§ EXERCISE REQUIREMENTS: Pick out every line of the entries below where "роспись" occurs, and copy those lines.

[Entries taken from a collection]
<<<<
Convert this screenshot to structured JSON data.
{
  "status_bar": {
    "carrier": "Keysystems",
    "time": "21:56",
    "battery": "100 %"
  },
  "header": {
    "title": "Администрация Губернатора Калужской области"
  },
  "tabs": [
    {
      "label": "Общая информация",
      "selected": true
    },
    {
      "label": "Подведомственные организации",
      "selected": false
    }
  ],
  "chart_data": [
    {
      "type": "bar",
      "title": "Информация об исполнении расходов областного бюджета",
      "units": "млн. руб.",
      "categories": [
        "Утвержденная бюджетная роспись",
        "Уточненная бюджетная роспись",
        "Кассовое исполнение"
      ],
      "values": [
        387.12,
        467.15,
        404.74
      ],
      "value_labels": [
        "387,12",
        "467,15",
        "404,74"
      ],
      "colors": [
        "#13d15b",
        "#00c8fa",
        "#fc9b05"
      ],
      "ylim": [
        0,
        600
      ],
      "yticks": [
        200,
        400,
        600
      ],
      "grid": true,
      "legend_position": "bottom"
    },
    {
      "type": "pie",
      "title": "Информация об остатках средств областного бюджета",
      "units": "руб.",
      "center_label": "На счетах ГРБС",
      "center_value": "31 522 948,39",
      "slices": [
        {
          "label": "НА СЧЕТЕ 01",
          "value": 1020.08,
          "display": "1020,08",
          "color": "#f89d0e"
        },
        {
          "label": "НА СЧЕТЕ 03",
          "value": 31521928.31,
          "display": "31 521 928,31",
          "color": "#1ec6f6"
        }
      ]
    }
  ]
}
>>>>
<<<<
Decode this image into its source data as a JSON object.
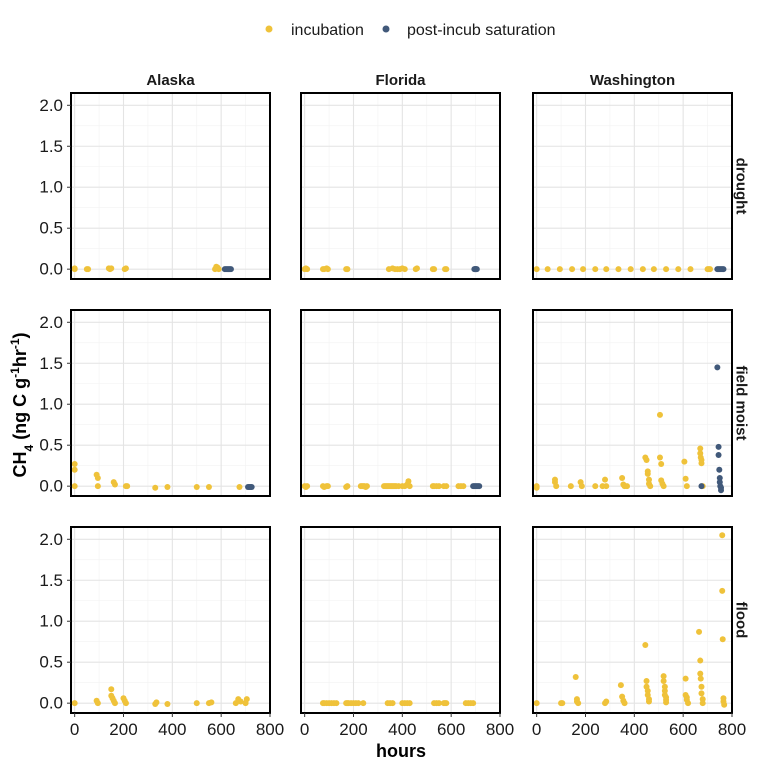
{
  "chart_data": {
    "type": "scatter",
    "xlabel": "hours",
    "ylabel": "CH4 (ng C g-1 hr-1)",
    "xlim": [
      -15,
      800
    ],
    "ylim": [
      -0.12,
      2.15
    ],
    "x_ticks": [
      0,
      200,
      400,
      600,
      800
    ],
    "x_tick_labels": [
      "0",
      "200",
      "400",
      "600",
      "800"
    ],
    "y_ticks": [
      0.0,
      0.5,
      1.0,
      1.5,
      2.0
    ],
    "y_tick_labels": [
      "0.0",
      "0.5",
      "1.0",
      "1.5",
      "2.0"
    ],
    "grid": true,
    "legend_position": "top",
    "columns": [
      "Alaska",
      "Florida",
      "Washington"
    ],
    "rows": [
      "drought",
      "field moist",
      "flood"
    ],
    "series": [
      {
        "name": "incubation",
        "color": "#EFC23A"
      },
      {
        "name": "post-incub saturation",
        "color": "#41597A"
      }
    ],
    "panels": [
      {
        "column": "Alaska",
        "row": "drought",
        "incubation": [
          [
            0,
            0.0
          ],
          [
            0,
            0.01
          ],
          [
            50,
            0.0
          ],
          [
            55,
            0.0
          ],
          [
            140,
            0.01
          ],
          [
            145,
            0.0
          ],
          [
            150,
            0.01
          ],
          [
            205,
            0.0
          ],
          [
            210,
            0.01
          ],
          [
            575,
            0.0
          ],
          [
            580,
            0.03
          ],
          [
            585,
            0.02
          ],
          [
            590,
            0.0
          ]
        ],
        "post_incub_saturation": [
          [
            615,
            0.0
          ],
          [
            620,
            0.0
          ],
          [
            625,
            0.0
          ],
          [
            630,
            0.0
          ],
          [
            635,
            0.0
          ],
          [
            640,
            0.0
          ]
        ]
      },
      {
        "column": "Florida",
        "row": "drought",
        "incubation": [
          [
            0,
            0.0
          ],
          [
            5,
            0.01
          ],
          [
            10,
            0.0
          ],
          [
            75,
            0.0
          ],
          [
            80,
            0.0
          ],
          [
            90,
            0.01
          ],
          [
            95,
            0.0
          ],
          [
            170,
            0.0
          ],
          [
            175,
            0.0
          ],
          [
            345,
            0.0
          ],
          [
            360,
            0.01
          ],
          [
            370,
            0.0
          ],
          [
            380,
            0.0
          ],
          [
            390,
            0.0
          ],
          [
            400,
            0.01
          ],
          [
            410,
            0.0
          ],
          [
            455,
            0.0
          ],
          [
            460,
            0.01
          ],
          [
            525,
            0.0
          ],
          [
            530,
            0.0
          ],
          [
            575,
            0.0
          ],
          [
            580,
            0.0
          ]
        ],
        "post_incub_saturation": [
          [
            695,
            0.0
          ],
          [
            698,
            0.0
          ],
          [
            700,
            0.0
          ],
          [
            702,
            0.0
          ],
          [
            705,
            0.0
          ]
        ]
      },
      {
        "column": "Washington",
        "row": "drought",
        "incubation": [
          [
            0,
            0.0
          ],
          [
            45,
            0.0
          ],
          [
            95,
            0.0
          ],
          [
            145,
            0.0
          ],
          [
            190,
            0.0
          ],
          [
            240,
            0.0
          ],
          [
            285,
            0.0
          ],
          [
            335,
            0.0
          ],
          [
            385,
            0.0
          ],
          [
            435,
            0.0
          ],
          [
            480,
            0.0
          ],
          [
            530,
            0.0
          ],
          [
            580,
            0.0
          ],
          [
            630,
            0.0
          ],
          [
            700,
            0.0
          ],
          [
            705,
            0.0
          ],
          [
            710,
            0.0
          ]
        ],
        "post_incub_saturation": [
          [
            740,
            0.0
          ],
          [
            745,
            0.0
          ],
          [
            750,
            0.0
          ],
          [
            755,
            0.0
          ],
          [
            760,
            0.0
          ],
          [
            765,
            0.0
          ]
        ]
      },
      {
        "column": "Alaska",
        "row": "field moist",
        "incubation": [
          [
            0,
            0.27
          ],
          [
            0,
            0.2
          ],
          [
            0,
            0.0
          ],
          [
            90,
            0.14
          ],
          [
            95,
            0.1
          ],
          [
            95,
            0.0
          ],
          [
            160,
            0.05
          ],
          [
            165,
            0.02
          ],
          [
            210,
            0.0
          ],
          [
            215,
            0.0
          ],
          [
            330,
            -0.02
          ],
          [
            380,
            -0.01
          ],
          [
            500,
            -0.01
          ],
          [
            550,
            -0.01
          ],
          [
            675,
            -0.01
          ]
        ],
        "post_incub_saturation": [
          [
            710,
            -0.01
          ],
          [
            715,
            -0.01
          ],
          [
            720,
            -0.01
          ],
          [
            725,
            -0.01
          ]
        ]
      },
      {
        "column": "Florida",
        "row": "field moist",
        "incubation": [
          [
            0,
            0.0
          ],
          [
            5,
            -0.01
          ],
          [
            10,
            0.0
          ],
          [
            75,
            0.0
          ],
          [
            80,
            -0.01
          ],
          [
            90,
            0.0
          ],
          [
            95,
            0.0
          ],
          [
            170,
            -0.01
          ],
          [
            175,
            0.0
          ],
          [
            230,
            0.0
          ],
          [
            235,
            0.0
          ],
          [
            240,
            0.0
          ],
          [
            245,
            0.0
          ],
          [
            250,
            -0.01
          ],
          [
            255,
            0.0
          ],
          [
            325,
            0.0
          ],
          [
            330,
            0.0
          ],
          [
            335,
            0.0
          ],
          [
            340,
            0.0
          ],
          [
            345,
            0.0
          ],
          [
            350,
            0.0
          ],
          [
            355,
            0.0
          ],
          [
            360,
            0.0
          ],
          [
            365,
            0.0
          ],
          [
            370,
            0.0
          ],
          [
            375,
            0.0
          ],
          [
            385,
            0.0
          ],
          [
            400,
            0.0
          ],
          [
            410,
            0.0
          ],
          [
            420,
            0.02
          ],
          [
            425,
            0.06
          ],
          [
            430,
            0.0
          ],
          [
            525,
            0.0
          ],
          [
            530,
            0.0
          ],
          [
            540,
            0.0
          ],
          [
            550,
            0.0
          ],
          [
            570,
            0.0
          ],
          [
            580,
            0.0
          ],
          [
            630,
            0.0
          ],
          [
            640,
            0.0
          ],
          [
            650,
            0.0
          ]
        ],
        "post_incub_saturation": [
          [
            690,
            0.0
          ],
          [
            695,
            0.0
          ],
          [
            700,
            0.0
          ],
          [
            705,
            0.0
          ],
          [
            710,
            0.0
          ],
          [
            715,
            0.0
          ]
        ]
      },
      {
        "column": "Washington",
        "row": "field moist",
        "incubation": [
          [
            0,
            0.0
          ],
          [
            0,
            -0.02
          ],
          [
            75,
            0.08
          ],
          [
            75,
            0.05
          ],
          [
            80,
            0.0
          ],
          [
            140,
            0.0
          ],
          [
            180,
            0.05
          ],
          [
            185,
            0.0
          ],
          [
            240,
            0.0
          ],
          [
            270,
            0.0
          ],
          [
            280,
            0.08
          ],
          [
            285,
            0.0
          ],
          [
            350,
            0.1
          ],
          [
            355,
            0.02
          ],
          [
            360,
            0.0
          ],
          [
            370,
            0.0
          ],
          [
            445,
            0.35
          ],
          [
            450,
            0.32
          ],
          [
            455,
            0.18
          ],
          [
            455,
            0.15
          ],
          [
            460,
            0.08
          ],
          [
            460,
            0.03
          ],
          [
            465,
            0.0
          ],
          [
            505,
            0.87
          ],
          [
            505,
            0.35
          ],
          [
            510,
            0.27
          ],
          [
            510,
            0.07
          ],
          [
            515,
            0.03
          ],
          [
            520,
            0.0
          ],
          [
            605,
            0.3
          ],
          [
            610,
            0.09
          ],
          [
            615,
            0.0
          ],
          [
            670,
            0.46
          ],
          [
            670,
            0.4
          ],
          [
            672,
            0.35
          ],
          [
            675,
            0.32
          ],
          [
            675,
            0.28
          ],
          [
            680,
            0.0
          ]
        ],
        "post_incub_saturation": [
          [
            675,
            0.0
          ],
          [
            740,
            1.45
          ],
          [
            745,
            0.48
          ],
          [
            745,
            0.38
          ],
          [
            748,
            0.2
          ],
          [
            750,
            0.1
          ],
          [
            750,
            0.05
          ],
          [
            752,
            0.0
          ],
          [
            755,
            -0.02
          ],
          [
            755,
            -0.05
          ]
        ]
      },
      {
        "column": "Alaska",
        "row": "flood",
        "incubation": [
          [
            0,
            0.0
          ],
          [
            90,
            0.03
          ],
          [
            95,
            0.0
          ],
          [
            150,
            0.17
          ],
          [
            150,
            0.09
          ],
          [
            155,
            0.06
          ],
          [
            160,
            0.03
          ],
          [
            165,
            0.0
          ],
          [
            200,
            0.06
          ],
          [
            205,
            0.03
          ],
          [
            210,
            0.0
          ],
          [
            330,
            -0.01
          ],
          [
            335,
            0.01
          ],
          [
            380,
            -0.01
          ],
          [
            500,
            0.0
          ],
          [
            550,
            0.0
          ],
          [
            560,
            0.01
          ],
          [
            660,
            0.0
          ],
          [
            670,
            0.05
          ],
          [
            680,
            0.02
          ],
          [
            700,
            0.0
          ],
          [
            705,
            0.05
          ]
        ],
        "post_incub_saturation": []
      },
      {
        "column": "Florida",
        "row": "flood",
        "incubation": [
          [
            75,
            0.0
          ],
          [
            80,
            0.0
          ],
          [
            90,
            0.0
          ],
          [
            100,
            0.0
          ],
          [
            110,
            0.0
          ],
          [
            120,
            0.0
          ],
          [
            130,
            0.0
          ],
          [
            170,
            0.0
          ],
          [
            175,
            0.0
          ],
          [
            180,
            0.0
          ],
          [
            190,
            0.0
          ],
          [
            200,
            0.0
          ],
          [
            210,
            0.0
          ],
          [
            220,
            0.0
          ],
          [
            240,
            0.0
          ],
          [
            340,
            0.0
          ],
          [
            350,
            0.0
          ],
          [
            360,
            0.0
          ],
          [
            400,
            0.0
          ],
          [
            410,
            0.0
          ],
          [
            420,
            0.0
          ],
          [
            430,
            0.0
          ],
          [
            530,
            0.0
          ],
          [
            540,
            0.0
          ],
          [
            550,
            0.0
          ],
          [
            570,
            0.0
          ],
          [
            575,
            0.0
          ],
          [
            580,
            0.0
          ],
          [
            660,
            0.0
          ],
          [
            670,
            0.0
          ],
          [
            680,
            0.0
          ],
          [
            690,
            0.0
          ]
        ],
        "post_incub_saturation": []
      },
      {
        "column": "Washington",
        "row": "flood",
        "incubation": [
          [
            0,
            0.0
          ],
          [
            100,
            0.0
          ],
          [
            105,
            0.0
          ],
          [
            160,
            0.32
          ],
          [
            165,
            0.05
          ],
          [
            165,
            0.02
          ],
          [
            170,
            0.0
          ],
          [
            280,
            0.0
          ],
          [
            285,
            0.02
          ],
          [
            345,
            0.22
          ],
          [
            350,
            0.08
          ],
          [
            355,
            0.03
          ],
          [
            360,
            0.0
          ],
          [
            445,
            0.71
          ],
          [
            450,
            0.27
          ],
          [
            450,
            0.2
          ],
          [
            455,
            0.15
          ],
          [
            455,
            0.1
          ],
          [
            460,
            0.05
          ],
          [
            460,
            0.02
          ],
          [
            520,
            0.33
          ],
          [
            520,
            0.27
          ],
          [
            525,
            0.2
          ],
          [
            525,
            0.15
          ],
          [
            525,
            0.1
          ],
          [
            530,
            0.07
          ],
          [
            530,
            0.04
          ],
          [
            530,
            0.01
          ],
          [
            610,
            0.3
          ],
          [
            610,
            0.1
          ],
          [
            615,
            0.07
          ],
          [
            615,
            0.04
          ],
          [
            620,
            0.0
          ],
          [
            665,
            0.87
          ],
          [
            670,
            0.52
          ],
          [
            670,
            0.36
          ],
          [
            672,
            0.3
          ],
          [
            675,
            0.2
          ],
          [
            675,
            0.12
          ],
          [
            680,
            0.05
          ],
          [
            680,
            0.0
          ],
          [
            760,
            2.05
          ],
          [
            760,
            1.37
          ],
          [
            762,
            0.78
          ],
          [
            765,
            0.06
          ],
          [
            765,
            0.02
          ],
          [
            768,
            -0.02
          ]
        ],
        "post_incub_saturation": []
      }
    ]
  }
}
>>>>
§ REPLY TO THE TASK:
        "Утвержденная бюджетная роспись",
        "Уточненная бюджетная роспись",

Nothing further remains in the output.